Reading passage
***

An example call might look like this:
header_row = headers.find_point()
####Finding All Points in a Workbook
To find all points on every sheet in a workbook use the wf.FindPoints.find_all_points()
method. The syntax for this method is as follows:
wf.FindPoints.find_all_points()
Returns: | Dict with one key for each sheet in workbook with point row as value. If no point row is found, the key maps to a string value notifying the user of the absence of the point row. |
An example call might look as follows:
headers_dict = headers.find_all_points()
headers_dict
The user should examine the dict, and pay attention to any sheets where the point row was not located, determine the reason for this, and make any necessary changes to the data.
The exact same process can be used to find the 'end points' of the data. Typically there will be a 'Total' row at the end of the data (that we are not interested in), but that is a useful place holder for identifying the end of the data we are interested in. Perhaps the word 'Total' is located in the fourth column. This total row might occur 2 rows after the end of the data we are interested in. Therefore, we would want to adjust the end_row values by -2. The process for doing this might look as follows:
end_points = wf.FindPoints(4, 1, 'Total', -2)
end_point_dict = end_points.find_all_points()
end_point_dict
With regard to finding end points it is better to be safe than sorry.
If the user is not totally convinced that the end row needs to be adjusted they can simply not pass any adjustment argument. It is better to capture some unnecessary data when passing the data to pandas, than to lose important data. Alternatively the user could verify the need to make an adjustment by using techniques outside of WorkbookFunctions
##Columns
###Purpose and Information
When the data from a workbook is passed to a pandas program to create a DataFrame the user can specify which columns of data he wishes to retain. Not every column will be preserved as we are only interested in some of the data that are kept by entities providing data. The argument that is passed to the pandas.ExcelFile
parser are integer values of the columns to be retained. Therefore in order to be sure that the same data are taken from every worksheet the user must be satisfied that the same data are in the same columns on every worksheet. Effectively this means checking that the columns 'headers' are the same on every worksheet. In practice that the columns headers are the same and in the same order might in fact be of little practical significance as the entire worksheet could be parsed by pandas and then when the concatenation of the individual worksheet DataFrames happens, the DataFrame columns with the same header values will be automatically aligned. However, there will be cases where certain worksheets have different 'header' values due to typos, or the insertion of a new column, or the column header name is changed. This will cause the pandas program to create a DataFrame that is not hugely useful to the user. Therefore it is useful to check that the column 'header' values are the same for every worksheet in the workbook being worked with. To this end WorkbookFunctions
has provided the wf.Columns
Class object.

***

Provided data

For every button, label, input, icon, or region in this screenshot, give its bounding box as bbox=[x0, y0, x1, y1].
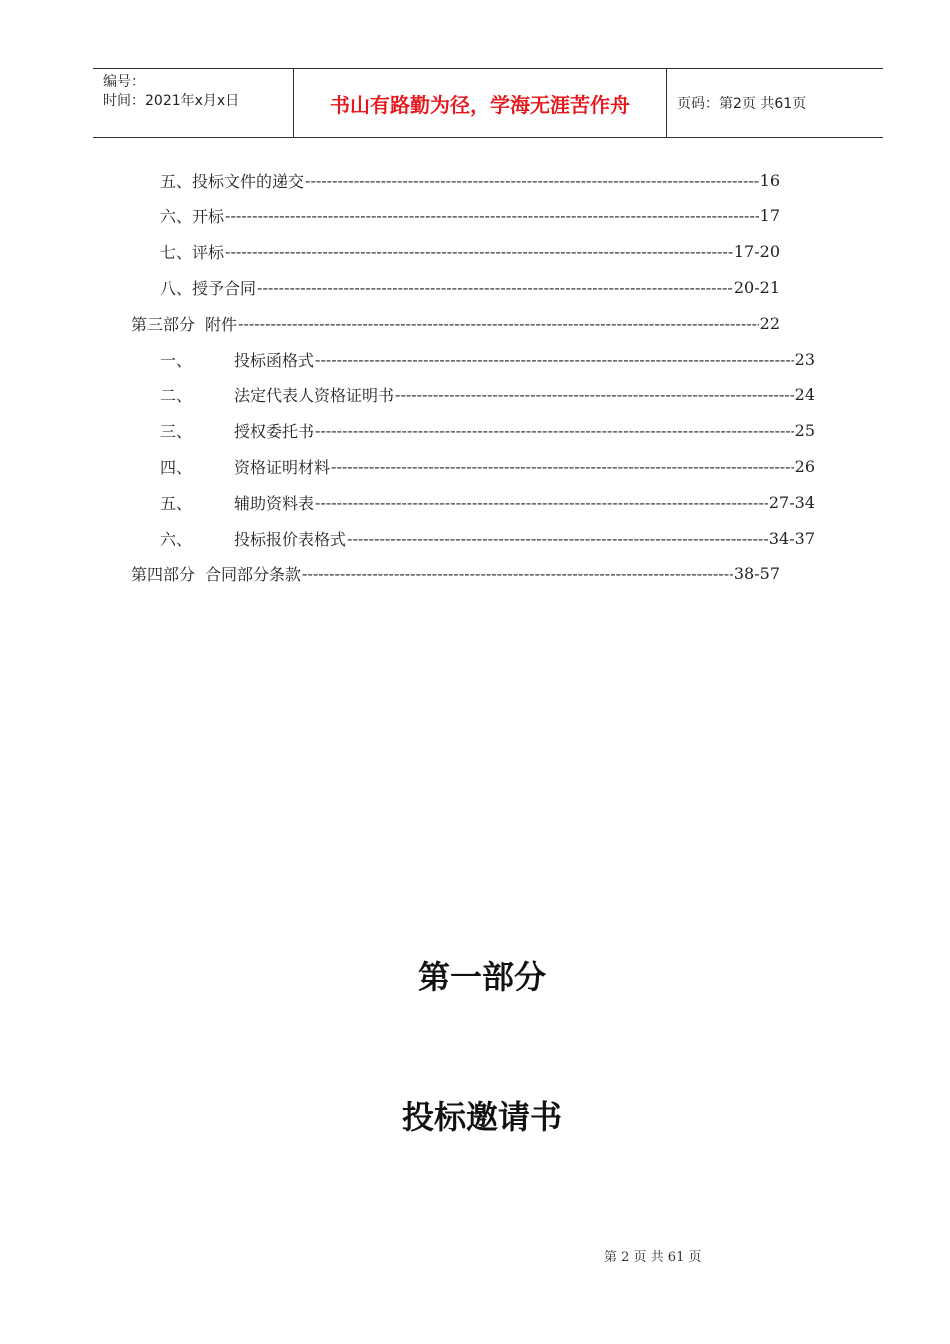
toc-entry-title: 合同部分条款 bbox=[205, 565, 302, 585]
toc-entry[interactable] bbox=[160, 347, 815, 371]
toc-entry-page: 17 bbox=[759, 206, 780, 226]
toc-entry[interactable] bbox=[131, 562, 780, 586]
toc-entry[interactable] bbox=[131, 311, 780, 335]
toc-entry-number: 第三部分 bbox=[131, 314, 196, 334]
time-label: 时间：2021年x月x日 bbox=[103, 93, 240, 109]
toc-entry-page: 38-57 bbox=[733, 564, 780, 584]
toc-entry-title: 投标报价表格式 bbox=[234, 529, 347, 549]
toc-entry-page: 26 bbox=[794, 456, 815, 476]
toc-entry-page: 17-20 bbox=[733, 242, 780, 262]
toc-entry-number: 二、 bbox=[160, 386, 193, 406]
toc-entry[interactable] bbox=[160, 383, 815, 407]
toc-entry[interactable] bbox=[160, 526, 815, 550]
toc-leader bbox=[395, 385, 794, 404]
toc-entry-title: 法定代表人资格证明书 bbox=[234, 386, 395, 406]
toc-entry-number: 四、 bbox=[160, 457, 193, 477]
toc-entry-page: 23 bbox=[794, 349, 815, 369]
toc-leader bbox=[225, 206, 759, 225]
toc-entry-title: 投标文件的递交 bbox=[192, 171, 305, 191]
toc-leader bbox=[257, 278, 733, 297]
toc-entry-number: 第四部分 bbox=[131, 565, 196, 585]
header-meta bbox=[93, 69, 294, 137]
toc-entry-title: 资格证明材料 bbox=[234, 457, 331, 477]
toc-entry-title: 投标函格式 bbox=[234, 350, 315, 370]
toc-entry-page: 25 bbox=[794, 421, 815, 441]
toc-entry[interactable] bbox=[160, 168, 780, 192]
toc-entry-title: 附件 bbox=[205, 314, 238, 334]
page-header bbox=[93, 68, 883, 138]
toc-leader bbox=[315, 493, 768, 512]
header-motto: 书山有路勤为径，学海无涯苦作舟 bbox=[294, 69, 667, 137]
toc-entry-title: 开标 bbox=[192, 207, 225, 227]
document-title: 投标邀请书 bbox=[401, 1098, 562, 1136]
toc-entry-title: 评标 bbox=[192, 243, 225, 263]
toc-entry-number: 七、 bbox=[160, 243, 193, 263]
toc-entry-number: 八、 bbox=[160, 278, 193, 298]
toc-leader bbox=[347, 529, 768, 548]
toc-entry[interactable] bbox=[160, 454, 815, 478]
toc-entry-page: 16 bbox=[759, 170, 780, 190]
toc-entry-title: 授权委托书 bbox=[234, 422, 315, 442]
toc-entry[interactable] bbox=[160, 419, 815, 443]
toc-entry-page: 20-21 bbox=[733, 277, 780, 297]
toc-entry[interactable] bbox=[160, 204, 780, 228]
toc-leader bbox=[315, 350, 794, 369]
toc-entry-page: 24 bbox=[794, 385, 815, 405]
toc-entry-number: 六、 bbox=[160, 529, 193, 549]
page-footer: 第 2 页 共 61 页 bbox=[604, 1250, 702, 1265]
toc-entry[interactable] bbox=[160, 240, 780, 264]
part-title: 第一部分 bbox=[417, 958, 546, 996]
header-page-info: 页码：第2页 共61页 bbox=[677, 96, 807, 112]
toc-entry-title: 辅助资料表 bbox=[234, 493, 315, 513]
toc-entry-number: 五、 bbox=[160, 171, 193, 191]
toc-entry-number: 一、 bbox=[160, 350, 193, 370]
toc-entry[interactable] bbox=[160, 490, 815, 514]
toc-entry-number: 五、 bbox=[160, 493, 193, 513]
serial-label: 编号： bbox=[103, 74, 145, 90]
toc-leader bbox=[238, 314, 759, 333]
toc-entry-number: 三、 bbox=[160, 422, 193, 442]
toc-entry-page: 34-37 bbox=[768, 528, 815, 548]
toc-entry-page: 22 bbox=[759, 313, 780, 333]
toc-leader bbox=[225, 242, 733, 261]
toc-leader bbox=[315, 421, 794, 440]
toc-entry-number: 六、 bbox=[160, 207, 193, 227]
toc-leader bbox=[305, 171, 759, 190]
toc-leader bbox=[302, 564, 733, 583]
toc-entry[interactable] bbox=[160, 275, 780, 299]
toc-entry-title: 授予合同 bbox=[192, 278, 257, 298]
toc-entry-page: 27-34 bbox=[768, 492, 815, 512]
toc-leader bbox=[331, 457, 794, 476]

***

Problem set
a. Copy out, without alteration, the portion of the entries that opens with the line containing "toc-entry-title: 合同部分条款 bbox=[205, 565, 302, 585]" and closes with the line containing "toc-entry[interactable] bbox=[160, 454, 815, 478]", both of those lines included.
b. Extend the WorkbookFunctions documentation beyond its final sentence.

Task answers
a.
toc-entry-title: 合同部分条款 bbox=[205, 565, 302, 585]
toc-entry[interactable] bbox=[160, 347, 815, 371]
toc-entry-page: 17 bbox=[759, 206, 780, 226]
toc-entry[interactable] bbox=[131, 562, 780, 586]
toc-entry[interactable] bbox=[131, 311, 780, 335]
toc-entry-number: 第三部分 bbox=[131, 314, 196, 334]
time-label: 时间：2021年x月x日 bbox=[103, 93, 240, 109]
toc-entry-page: 38-57 bbox=[733, 564, 780, 584]
toc-entry-title: 投标报价表格式 bbox=[234, 529, 347, 549]
toc-entry-page: 26 bbox=[794, 456, 815, 476]
toc-entry-page: 17-20 bbox=[733, 242, 780, 262]
toc-entry-number: 二、 bbox=[160, 386, 193, 406]
toc-entry[interactable] bbox=[160, 383, 815, 407]
toc-entry[interactable] bbox=[160, 526, 815, 550]
toc-leader bbox=[395, 385, 794, 404]
toc-entry-title: 法定代表人资格证明书 bbox=[234, 386, 395, 406]
toc-entry-number: 四、 bbox=[160, 457, 193, 477]
toc-entry-page: 23 bbox=[794, 349, 815, 369]
toc-leader bbox=[225, 206, 759, 225]
toc-entry-title: 投标文件的递交 bbox=[192, 171, 305, 191]
toc-leader bbox=[257, 278, 733, 297]
toc-entry-number: 第四部分 bbox=[131, 565, 196, 585]
header-meta bbox=[93, 69, 294, 137]
toc-entry-title: 资格证明材料 bbox=[234, 457, 331, 477]
toc-entry-title: 投标函格式 bbox=[234, 350, 315, 370]
toc-entry-page: 25 bbox=[794, 421, 815, 441]
toc-entry[interactable] bbox=[160, 168, 780, 192]
toc-entry-title: 附件 bbox=[205, 314, 238, 334]
page-header bbox=[93, 68, 883, 138]
toc-leader bbox=[315, 493, 768, 512]
header-motto: 书山有路勤为径，学海无涯苦作舟 bbox=[294, 69, 667, 137]
toc-entry-title: 开标 bbox=[192, 207, 225, 227]
document-title: 投标邀请书 bbox=[401, 1098, 562, 1136]
toc-entry-title: 评标 bbox=[192, 243, 225, 263]
toc-entry-number: 七、 bbox=[160, 243, 193, 263]
toc-entry-number: 八、 bbox=[160, 278, 193, 298]
toc-leader bbox=[347, 529, 768, 548]
toc-entry[interactable] bbox=[160, 454, 815, 478]

b.
###Workflow and Syntax
####Creating a wf.Columns
Object
The syntax to create a wf.Columns
class object is as follows:
wf.Columns(column_values)
column_values : |
list of integers representing the locations of the columns of interest. |
So if the user is interested ultimately in preserving the data from columns 1, 2, 3, 4, 6, 9, 10 and 11, then the syntax for creating the Columns
object would be as follows:
col_vals = wf.Columns([1, 2, 3, 4, 6, 9, 10, 11])
An exception will be raised if it is not the case that all elements of the list passed are integers.
Attributes
The class only has one attribute, and that is the columns_values
list passed as argument.
####Getting Values for a Specific Row
To get the column values at a specific row on the active worksheet use the wf.Columns.get_values()
method. The syntax of this method is as follows:
wf.Columns.get_values(row)
row : |
An integer representing the row from which values will be taken |
Returns | Returns list of lowered stripped string values found in each cell referenced by row and each column value as passed to the Columns object creator. |
An example call might look like:
values = col_vals.get_values(4)
values
The above will return a list of the values found in row 4 at the columns referenced by the list passed to the Columns
object creator.
####Comparing all Column Values
In order to check whether all of the sheets have the same values at specific points then use the wf.Columns.compare_all_columns()
method. The syntax for this method is as follows:
wf.Columns.compare_all_columns(start_row_dict)
'start_row_dict': | dict with one key per sheet in the workbook with values that are integers representing the rows in which the column values to be compared are found. |
Returns: | dict that has a key for each sheet in the workbook and values that are lists that contain those column values which were not located on any sheet when compared with the master sheet. |
Some explanation is needed here:
The general strategy of the method is to look at each sheet, take an integer row value for the sheet from the start_row dict, and compare the values found at the locations referenced by that row value at the column values as passed to the Columns
object creator to those values found on the first worksheet (the 'master sheet'). Therefore this is a general method. In fact of course it will work with any integers provided in the start_row_dict.
However, the method was specifically designed to identify differences between sheets with regards to the column 'headers'!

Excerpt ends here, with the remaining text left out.